YOUR INSTRUCTIONS: The data below should be printed in full, exactly, and without any of its images.

EXERCISE MATERIALS:

══════════

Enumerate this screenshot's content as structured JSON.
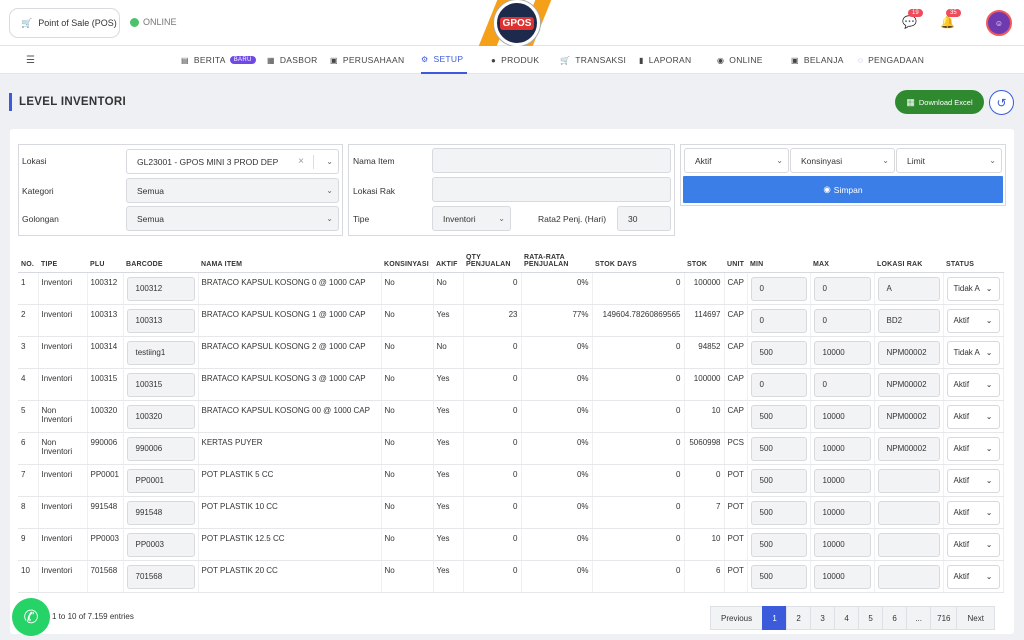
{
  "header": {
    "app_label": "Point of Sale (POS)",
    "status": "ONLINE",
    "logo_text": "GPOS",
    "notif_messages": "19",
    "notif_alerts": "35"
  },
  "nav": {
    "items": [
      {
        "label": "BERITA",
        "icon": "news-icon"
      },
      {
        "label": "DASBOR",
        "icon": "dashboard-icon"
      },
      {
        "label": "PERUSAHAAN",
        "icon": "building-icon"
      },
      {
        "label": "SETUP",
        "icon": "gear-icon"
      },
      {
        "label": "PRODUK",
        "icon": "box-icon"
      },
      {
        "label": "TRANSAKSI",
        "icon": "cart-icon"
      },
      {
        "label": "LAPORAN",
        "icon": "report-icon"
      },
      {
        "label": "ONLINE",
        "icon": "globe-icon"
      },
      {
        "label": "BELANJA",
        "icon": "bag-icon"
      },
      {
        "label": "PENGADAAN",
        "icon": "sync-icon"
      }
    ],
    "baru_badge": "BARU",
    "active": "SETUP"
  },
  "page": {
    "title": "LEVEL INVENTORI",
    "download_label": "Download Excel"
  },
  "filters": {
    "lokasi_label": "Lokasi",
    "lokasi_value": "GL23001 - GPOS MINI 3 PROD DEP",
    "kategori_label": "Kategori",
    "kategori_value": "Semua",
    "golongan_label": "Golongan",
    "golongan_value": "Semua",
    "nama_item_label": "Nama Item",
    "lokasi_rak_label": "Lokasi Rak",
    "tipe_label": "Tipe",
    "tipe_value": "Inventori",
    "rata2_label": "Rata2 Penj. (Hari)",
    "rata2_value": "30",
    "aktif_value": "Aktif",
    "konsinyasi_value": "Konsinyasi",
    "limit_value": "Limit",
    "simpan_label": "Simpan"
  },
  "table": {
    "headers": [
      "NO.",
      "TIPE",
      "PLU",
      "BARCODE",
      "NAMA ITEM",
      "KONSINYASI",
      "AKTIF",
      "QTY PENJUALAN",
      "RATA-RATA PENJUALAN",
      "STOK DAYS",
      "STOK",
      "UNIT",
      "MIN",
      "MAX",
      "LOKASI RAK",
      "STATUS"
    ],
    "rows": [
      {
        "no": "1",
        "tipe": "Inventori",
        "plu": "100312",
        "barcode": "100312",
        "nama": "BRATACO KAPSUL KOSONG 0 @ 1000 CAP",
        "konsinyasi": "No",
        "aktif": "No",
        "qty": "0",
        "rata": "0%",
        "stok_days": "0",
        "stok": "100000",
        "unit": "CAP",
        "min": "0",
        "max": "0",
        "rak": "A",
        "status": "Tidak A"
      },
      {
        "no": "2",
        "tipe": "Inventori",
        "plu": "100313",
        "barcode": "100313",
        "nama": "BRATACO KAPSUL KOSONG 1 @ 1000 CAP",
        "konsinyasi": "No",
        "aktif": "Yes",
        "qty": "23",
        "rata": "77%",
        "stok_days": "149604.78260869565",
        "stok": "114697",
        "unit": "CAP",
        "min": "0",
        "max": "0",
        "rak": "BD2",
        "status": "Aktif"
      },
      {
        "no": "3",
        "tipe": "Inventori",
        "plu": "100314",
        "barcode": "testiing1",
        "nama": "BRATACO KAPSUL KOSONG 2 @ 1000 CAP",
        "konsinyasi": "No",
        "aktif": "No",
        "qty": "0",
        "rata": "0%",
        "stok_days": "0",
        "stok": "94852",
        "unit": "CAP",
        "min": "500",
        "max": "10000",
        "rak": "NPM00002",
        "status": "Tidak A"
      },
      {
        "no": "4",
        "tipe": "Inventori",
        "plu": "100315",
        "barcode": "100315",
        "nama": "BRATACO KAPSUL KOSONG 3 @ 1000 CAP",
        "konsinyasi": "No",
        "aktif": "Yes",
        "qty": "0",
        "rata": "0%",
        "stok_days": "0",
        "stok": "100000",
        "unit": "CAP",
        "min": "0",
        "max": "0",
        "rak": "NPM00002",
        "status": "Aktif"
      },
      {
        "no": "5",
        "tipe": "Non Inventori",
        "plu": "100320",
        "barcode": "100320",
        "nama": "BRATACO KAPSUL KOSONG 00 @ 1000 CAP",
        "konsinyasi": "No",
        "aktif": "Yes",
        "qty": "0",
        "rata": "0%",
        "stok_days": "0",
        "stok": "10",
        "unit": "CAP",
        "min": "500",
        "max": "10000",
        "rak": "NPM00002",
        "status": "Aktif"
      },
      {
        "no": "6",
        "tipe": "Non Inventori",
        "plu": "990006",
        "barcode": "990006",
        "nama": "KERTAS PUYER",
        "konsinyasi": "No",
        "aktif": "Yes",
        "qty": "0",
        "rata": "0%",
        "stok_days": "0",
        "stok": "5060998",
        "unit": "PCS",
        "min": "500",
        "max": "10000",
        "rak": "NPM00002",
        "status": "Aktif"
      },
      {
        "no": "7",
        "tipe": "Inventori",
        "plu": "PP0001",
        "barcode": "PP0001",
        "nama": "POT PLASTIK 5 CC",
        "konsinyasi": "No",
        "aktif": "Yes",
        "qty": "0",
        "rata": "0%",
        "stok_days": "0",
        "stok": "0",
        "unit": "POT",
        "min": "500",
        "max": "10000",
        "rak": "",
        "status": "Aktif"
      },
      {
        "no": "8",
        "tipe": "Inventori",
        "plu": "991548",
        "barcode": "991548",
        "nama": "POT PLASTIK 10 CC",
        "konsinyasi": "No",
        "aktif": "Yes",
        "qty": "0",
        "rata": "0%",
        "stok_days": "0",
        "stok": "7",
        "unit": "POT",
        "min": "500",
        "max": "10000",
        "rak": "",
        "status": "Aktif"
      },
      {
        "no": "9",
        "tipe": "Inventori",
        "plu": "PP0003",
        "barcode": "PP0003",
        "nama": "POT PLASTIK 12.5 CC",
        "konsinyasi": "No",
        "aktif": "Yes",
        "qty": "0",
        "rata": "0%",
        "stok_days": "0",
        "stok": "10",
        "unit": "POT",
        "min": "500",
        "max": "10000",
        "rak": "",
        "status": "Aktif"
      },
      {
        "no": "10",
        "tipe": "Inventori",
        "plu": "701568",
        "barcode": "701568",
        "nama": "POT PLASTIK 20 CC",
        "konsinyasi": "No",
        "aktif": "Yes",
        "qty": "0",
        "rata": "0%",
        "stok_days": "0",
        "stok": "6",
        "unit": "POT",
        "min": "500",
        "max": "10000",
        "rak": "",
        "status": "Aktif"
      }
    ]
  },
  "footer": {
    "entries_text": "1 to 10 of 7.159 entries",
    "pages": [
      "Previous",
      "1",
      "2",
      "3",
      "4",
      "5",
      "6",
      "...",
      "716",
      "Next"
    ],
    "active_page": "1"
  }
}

══════════

THE SOLUTION:
Enumerate this screenshot's content as structured JSON.
{
  "header": {
    "app_label": "Point of Sale (POS)",
    "status": "ONLINE",
    "logo_text": "GPOS",
    "notif_messages": "19",
    "notif_alerts": "35"
  },
  "nav": {
    "items": [
      {
        "label": "BERITA",
        "icon": "news-icon"
      },
      {
        "label": "DASBOR",
        "icon": "dashboard-icon"
      },
      {
        "label": "PERUSAHAAN",
        "icon": "building-icon"
      },
      {
        "label": "SETUP",
        "icon": "gear-icon"
      },
      {
        "label": "PRODUK",
        "icon": "box-icon"
      },
      {
        "label": "TRANSAKSI",
        "icon": "cart-icon"
      },
      {
        "label": "LAPORAN",
        "icon": "report-icon"
      },
      {
        "label": "ONLINE",
        "icon": "globe-icon"
      },
      {
        "label": "BELANJA",
        "icon": "bag-icon"
      },
      {
        "label": "PENGADAAN",
        "icon": "sync-icon"
      }
    ],
    "baru_badge": "BARU",
    "active": "SETUP"
  },
  "page": {
    "title": "LEVEL INVENTORI",
    "download_label": "Download Excel"
  },
  "filters": {
    "lokasi_label": "Lokasi",
    "lokasi_value": "GL23001 - GPOS MINI 3 PROD DEP",
    "kategori_label": "Kategori",
    "kategori_value": "Semua",
    "golongan_label": "Golongan",
    "golongan_value": "Semua",
    "nama_item_label": "Nama Item",
    "lokasi_rak_label": "Lokasi Rak",
    "tipe_label": "Tipe",
    "tipe_value": "Inventori",
    "rata2_label": "Rata2 Penj. (Hari)",
    "rata2_value": "30",
    "aktif_value": "Aktif",
    "konsinyasi_value": "Konsinyasi",
    "limit_value": "Limit",
    "simpan_label": "Simpan"
  },
  "table": {
    "headers": [
      "NO.",
      "TIPE",
      "PLU",
      "BARCODE",
      "NAMA ITEM",
      "KONSINYASI",
      "AKTIF",
      "QTY PENJUALAN",
      "RATA-RATA PENJUALAN",
      "STOK DAYS",
      "STOK",
      "UNIT",
      "MIN",
      "MAX",
      "LOKASI RAK",
      "STATUS"
    ],
    "rows": [
      {
        "no": "1",
        "tipe": "Inventori",
        "plu": "100312",
        "barcode": "100312",
        "nama": "BRATACO KAPSUL KOSONG 0 @ 1000 CAP",
        "konsinyasi": "No",
        "aktif": "No",
        "qty": "0",
        "rata": "0%",
        "stok_days": "0",
        "stok": "100000",
        "unit": "CAP",
        "min": "0",
        "max": "0",
        "rak": "A",
        "status": "Tidak A"
      },
      {
        "no": "2",
        "tipe": "Inventori",
        "plu": "100313",
        "barcode": "100313",
        "nama": "BRATACO KAPSUL KOSONG 1 @ 1000 CAP",
        "konsinyasi": "No",
        "aktif": "Yes",
        "qty": "23",
        "rata": "77%",
        "stok_days": "149604.78260869565",
        "stok": "114697",
        "unit": "CAP",
        "min": "0",
        "max": "0",
        "rak": "BD2",
        "status": "Aktif"
      },
      {
        "no": "3",
        "tipe": "Inventori",
        "plu": "100314",
        "barcode": "testiing1",
        "nama": "BRATACO KAPSUL KOSONG 2 @ 1000 CAP",
        "konsinyasi": "No",
        "aktif": "No",
        "qty": "0",
        "rata": "0%",
        "stok_days": "0",
        "stok": "94852",
        "unit": "CAP",
        "min": "500",
        "max": "10000",
        "rak": "NPM00002",
        "status": "Tidak A"
      },
      {
        "no": "4",
        "tipe": "Inventori",
        "plu": "100315",
        "barcode": "100315",
        "nama": "BRATACO KAPSUL KOSONG 3 @ 1000 CAP",
        "konsinyasi": "No",
        "aktif": "Yes",
        "qty": "0",
        "rata": "0%",
        "stok_days": "0",
        "stok": "100000",
        "unit": "CAP",
        "min": "0",
        "max": "0",
        "rak": "NPM00002",
        "status": "Aktif"
      },
      {
        "no": "5",
        "tipe": "Non Inventori",
        "plu": "100320",
        "barcode": "100320",
        "nama": "BRATACO KAPSUL KOSONG 00 @ 1000 CAP",
        "konsinyasi": "No",
        "aktif": "Yes",
        "qty": "0",
        "rata": "0%",
        "stok_days": "0",
        "stok": "10",
        "unit": "CAP",
        "min": "500",
        "max": "10000",
        "rak": "NPM00002",
        "status": "Aktif"
      },
      {
        "no": "6",
        "tipe": "Non Inventori",
        "plu": "990006",
        "barcode": "990006",
        "nama": "KERTAS PUYER",
        "konsinyasi": "No",
        "aktif": "Yes",
        "qty": "0",
        "rata": "0%",
        "stok_days": "0",
        "stok": "5060998",
        "unit": "PCS",
        "min": "500",
        "max": "10000",
        "rak": "NPM00002",
        "status": "Aktif"
      },
      {
        "no": "7",
        "tipe": "Inventori",
        "plu": "PP0001",
        "barcode": "PP0001",
        "nama": "POT PLASTIK 5 CC",
        "konsinyasi": "No",
        "aktif": "Yes",
        "qty": "0",
        "rata": "0%",
        "stok_days": "0",
        "stok": "0",
        "unit": "POT",
        "min": "500",
        "max": "10000",
        "rak": "",
        "status": "Aktif"
      },
      {
        "no": "8",
        "tipe": "Inventori",
        "plu": "991548",
        "barcode": "991548",
        "nama": "POT PLASTIK 10 CC",
        "konsinyasi": "No",
        "aktif": "Yes",
        "qty": "0",
        "rata": "0%",
        "stok_days": "0",
        "stok": "7",
        "unit": "POT",
        "min": "500",
        "max": "10000",
        "rak": "",
        "status": "Aktif"
      },
      {
        "no": "9",
        "tipe": "Inventori",
        "plu": "PP0003",
        "barcode": "PP0003",
        "nama": "POT PLASTIK 12.5 CC",
        "konsinyasi": "No",
        "aktif": "Yes",
        "qty": "0",
        "rata": "0%",
        "stok_days": "0",
        "stok": "10",
        "unit": "POT",
        "min": "500",
        "max": "10000",
        "rak": "",
        "status": "Aktif"
      },
      {
        "no": "10",
        "tipe": "Inventori",
        "plu": "701568",
        "barcode": "701568",
        "nama": "POT PLASTIK 20 CC",
        "konsinyasi": "No",
        "aktif": "Yes",
        "qty": "0",
        "rata": "0%",
        "stok_days": "0",
        "stok": "6",
        "unit": "POT",
        "min": "500",
        "max": "10000",
        "rak": "",
        "status": "Aktif"
      }
    ]
  },
  "footer": {
    "entries_text": "1 to 10 of 7.159 entries",
    "pages": [
      "Previous",
      "1",
      "2",
      "3",
      "4",
      "5",
      "6",
      "...",
      "716",
      "Next"
    ],
    "active_page": "1"
  }
}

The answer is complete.